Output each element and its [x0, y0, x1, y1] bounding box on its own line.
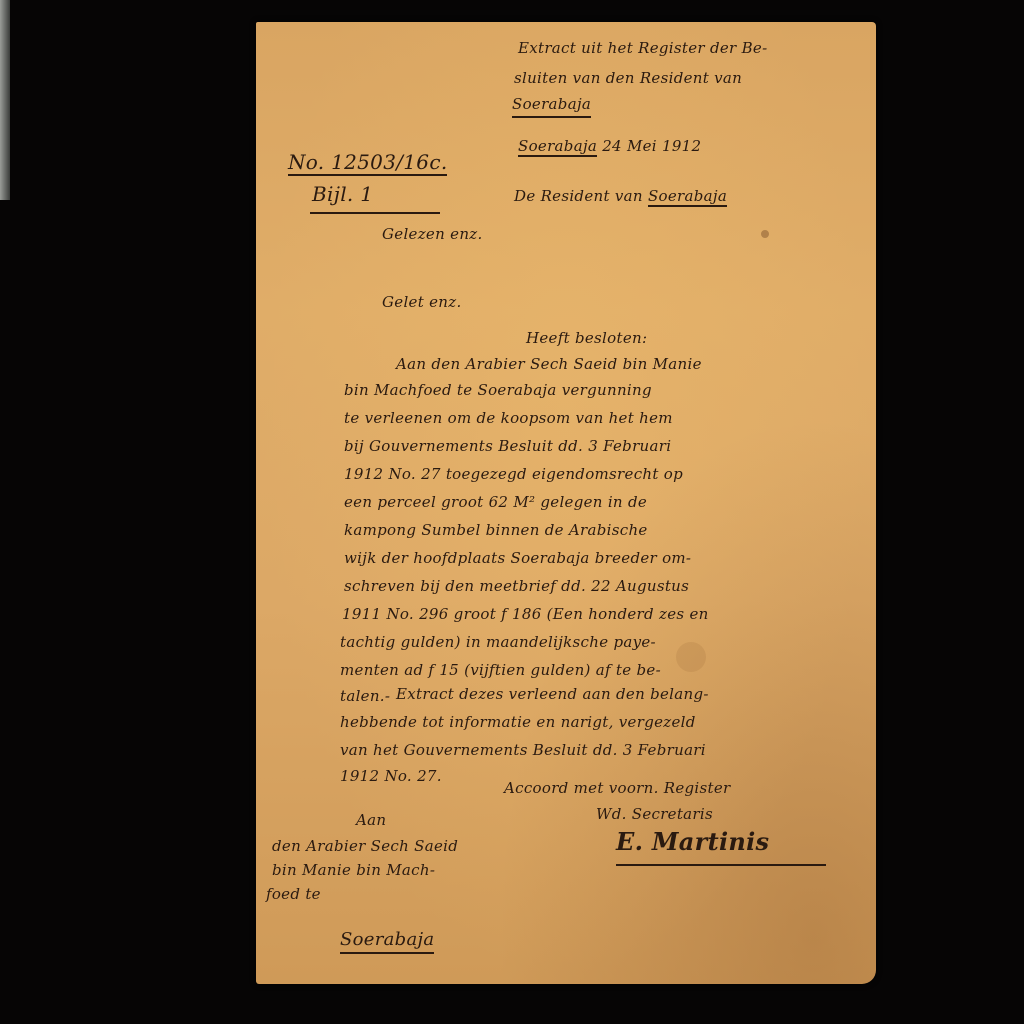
header-line-3: Soerabaja: [512, 92, 591, 118]
extract-note-line: hebbende tot informatie en narigt, verge…: [340, 710, 696, 734]
preamble-considered: Gelet enz.: [382, 290, 462, 314]
decision-line: tachtig gulden) in maandelijksche paye-: [340, 630, 656, 654]
issuer: De Resident van Soerabaja: [514, 184, 727, 208]
background-object-edge: [0, 0, 10, 200]
decision-line: schreven bij den meetbrief dd. 22 August…: [344, 574, 689, 598]
decision-line: bin Machfoed te Soerabaja vergunning: [344, 378, 652, 402]
signature-rule: [616, 864, 826, 866]
header-line-1: Extract uit het Register der Be-: [518, 36, 767, 60]
certification-accord: Accoord met voorn. Register: [504, 776, 730, 800]
decision-line: 1912 No. 27 toegezegd eigendomsrecht op: [344, 462, 683, 486]
decision-line: 1911 No. 296 groot f 186 (Een honderd ze…: [342, 602, 709, 626]
decision-line: kampong Sumbel binnen de Arabische: [344, 518, 648, 542]
document-paper: Extract uit het Register der Be- sluiten…: [256, 22, 876, 984]
signature: E. Martinis: [616, 830, 769, 854]
addressee-line: Aan: [356, 808, 386, 832]
issuer-place: Soerabaja: [648, 187, 727, 207]
paper-stain: [761, 230, 769, 238]
decision-line: talen.-: [340, 684, 390, 708]
place-date: Soerabaja 24 Mei 1912: [518, 134, 701, 158]
decision-line: Aan den Arabier Sech Saeid bin Manie: [396, 352, 702, 376]
decision-line: een perceel groot 62 M² gelegen in de: [344, 490, 647, 514]
addressee-line: bin Manie bin Mach-: [272, 858, 435, 882]
decision-heading: Heeft besloten:: [526, 326, 647, 350]
certification-role: Wd. Secretaris: [596, 802, 713, 826]
preamble-read: Gelezen enz.: [382, 222, 483, 246]
addressee-place: Soerabaja: [340, 928, 434, 954]
extract-note-line: Extract dezes verleend aan den belang-: [396, 682, 709, 706]
place: Soerabaja: [518, 137, 597, 157]
addressee-line: den Arabier Sech Saeid: [272, 834, 458, 858]
decision-line: bij Gouvernements Besluit dd. 3 Februari: [344, 434, 671, 458]
underline-rule: [310, 212, 440, 214]
decision-line: te verleenen om de koopsom van het hem: [344, 406, 673, 430]
attachment-label: Bijl. 1: [312, 182, 373, 206]
decision-line: wijk der hoofdplaats Soerabaja breeder o…: [344, 546, 691, 570]
addressee-line: foed te: [266, 882, 321, 906]
date: 24 Mei 1912: [602, 137, 701, 155]
issuer-prefix: De Resident van: [514, 187, 643, 205]
reference-number: No. 12503/16c.: [288, 150, 447, 176]
header-line-2: sluiten van den Resident van: [514, 66, 742, 90]
decision-line: menten ad f 15 (vijftien gulden) af te b…: [340, 658, 661, 682]
extract-note-line: van het Gouvernements Besluit dd. 3 Febr…: [340, 738, 706, 762]
paper-stain: [676, 642, 706, 672]
extract-note-line: 1912 No. 27.: [340, 764, 442, 788]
======
Условие задачи:
Покажите без изменений каждую запись выше, содержащую слово «Resident», с учетом регистра букв.

Итоговый результат:
issuer: De Resident van Soerabaja: [514, 184, 727, 208]
issuer-prefix: De Resident van: [514, 187, 643, 205]
header-line-2: sluiten van den Resident van: [514, 66, 742, 90]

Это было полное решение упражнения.